→ **DO THIS**
Omit all images. Transcribe the rest of the material below exactly.

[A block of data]
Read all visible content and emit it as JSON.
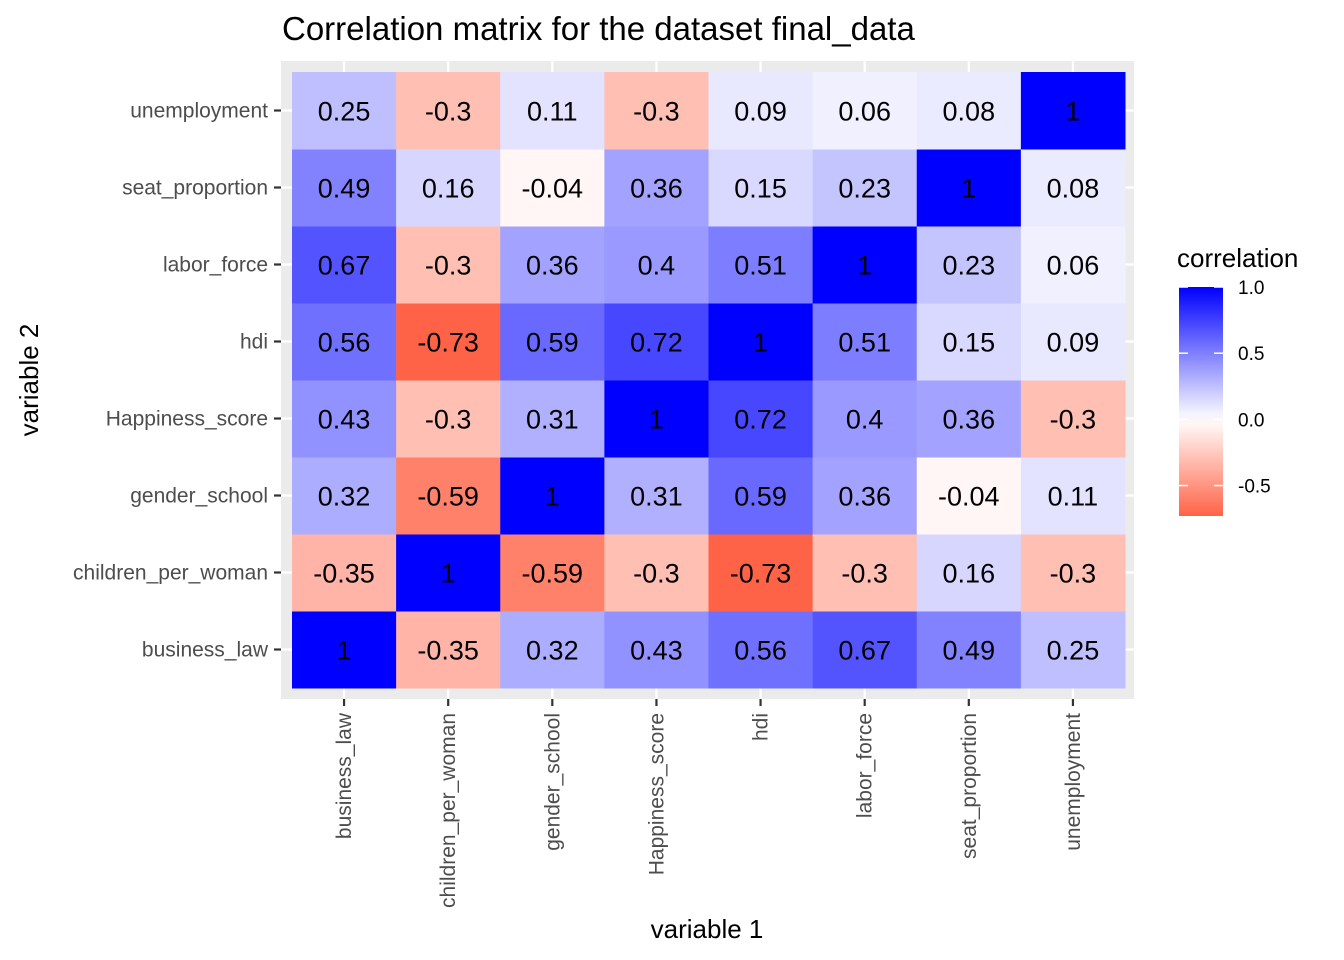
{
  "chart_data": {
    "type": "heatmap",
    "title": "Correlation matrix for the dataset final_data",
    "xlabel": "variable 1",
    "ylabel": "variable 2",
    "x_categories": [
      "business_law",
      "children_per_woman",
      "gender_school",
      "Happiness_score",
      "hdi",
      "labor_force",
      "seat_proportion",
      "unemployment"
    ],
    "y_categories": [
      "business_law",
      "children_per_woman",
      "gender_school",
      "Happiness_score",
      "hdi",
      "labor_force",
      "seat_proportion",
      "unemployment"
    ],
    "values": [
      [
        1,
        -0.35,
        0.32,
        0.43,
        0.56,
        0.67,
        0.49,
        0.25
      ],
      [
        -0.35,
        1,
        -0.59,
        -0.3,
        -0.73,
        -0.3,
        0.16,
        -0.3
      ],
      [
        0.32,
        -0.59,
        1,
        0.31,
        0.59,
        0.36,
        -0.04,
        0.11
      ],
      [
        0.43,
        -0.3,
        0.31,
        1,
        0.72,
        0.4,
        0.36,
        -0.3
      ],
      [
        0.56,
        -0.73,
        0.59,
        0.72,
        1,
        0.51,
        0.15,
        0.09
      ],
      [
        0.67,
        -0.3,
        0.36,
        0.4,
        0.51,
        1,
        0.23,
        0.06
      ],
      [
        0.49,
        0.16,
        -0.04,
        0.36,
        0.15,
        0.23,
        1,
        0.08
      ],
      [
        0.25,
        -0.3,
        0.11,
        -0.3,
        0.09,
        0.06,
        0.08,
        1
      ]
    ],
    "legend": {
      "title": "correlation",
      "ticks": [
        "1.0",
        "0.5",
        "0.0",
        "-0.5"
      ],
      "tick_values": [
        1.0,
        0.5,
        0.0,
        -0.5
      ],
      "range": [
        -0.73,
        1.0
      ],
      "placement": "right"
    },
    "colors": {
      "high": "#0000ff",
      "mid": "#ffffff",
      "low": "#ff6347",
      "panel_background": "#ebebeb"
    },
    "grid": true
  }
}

→ **RIGHT ANSWER**
Read all visible content and emit it as JSON.
{
  "chart_data": {
    "type": "heatmap",
    "title": "Correlation matrix for the dataset final_data",
    "xlabel": "variable 1",
    "ylabel": "variable 2",
    "x_categories": [
      "business_law",
      "children_per_woman",
      "gender_school",
      "Happiness_score",
      "hdi",
      "labor_force",
      "seat_proportion",
      "unemployment"
    ],
    "y_categories": [
      "business_law",
      "children_per_woman",
      "gender_school",
      "Happiness_score",
      "hdi",
      "labor_force",
      "seat_proportion",
      "unemployment"
    ],
    "values": [
      [
        1,
        -0.35,
        0.32,
        0.43,
        0.56,
        0.67,
        0.49,
        0.25
      ],
      [
        -0.35,
        1,
        -0.59,
        -0.3,
        -0.73,
        -0.3,
        0.16,
        -0.3
      ],
      [
        0.32,
        -0.59,
        1,
        0.31,
        0.59,
        0.36,
        -0.04,
        0.11
      ],
      [
        0.43,
        -0.3,
        0.31,
        1,
        0.72,
        0.4,
        0.36,
        -0.3
      ],
      [
        0.56,
        -0.73,
        0.59,
        0.72,
        1,
        0.51,
        0.15,
        0.09
      ],
      [
        0.67,
        -0.3,
        0.36,
        0.4,
        0.51,
        1,
        0.23,
        0.06
      ],
      [
        0.49,
        0.16,
        -0.04,
        0.36,
        0.15,
        0.23,
        1,
        0.08
      ],
      [
        0.25,
        -0.3,
        0.11,
        -0.3,
        0.09,
        0.06,
        0.08,
        1
      ]
    ],
    "legend": {
      "title": "correlation",
      "ticks": [
        "1.0",
        "0.5",
        "0.0",
        "-0.5"
      ],
      "tick_values": [
        1.0,
        0.5,
        0.0,
        -0.5
      ],
      "range": [
        -0.73,
        1.0
      ],
      "placement": "right"
    },
    "colors": {
      "high": "#0000ff",
      "mid": "#ffffff",
      "low": "#ff6347",
      "panel_background": "#ebebeb"
    },
    "grid": true
  }
}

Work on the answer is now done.